▶

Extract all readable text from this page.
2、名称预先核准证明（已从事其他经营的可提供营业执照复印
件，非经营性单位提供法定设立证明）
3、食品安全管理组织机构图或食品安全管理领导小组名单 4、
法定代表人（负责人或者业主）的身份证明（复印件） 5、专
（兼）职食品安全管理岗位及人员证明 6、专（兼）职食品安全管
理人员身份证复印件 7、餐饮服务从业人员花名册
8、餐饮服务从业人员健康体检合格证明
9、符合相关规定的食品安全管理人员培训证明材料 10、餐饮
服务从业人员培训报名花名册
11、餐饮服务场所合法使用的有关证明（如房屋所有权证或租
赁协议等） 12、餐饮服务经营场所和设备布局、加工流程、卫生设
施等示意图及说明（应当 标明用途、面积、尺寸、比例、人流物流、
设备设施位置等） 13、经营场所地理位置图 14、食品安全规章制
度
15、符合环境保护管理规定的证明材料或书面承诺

◀

» **Set problem**
Recopy the entries above exactly, with every line included.

» **Exercise answer**
Extract all readable text from this page.
2、名称预先核准证明（已从事其他经营的可提供营业执照复印
件，非经营性单位提供法定设立证明）
3、食品安全管理组织机构图或食品安全管理领导小组名单 4、
法定代表人（负责人或者业主）的身份证明（复印件） 5、专
（兼）职食品安全管理岗位及人员证明 6、专（兼）职食品安全管
理人员身份证复印件 7、餐饮服务从业人员花名册
8、餐饮服务从业人员健康体检合格证明
9、符合相关规定的食品安全管理人员培训证明材料 10、餐饮
服务从业人员培训报名花名册
11、餐饮服务场所合法使用的有关证明（如房屋所有权证或租
赁协议等） 12、餐饮服务经营场所和设备布局、加工流程、卫生设
施等示意图及说明（应当 标明用途、面积、尺寸、比例、人流物流、
设备设施位置等） 13、经营场所地理位置图 14、食品安全规章制
度
15、符合环境保护管理规定的证明材料或书面承诺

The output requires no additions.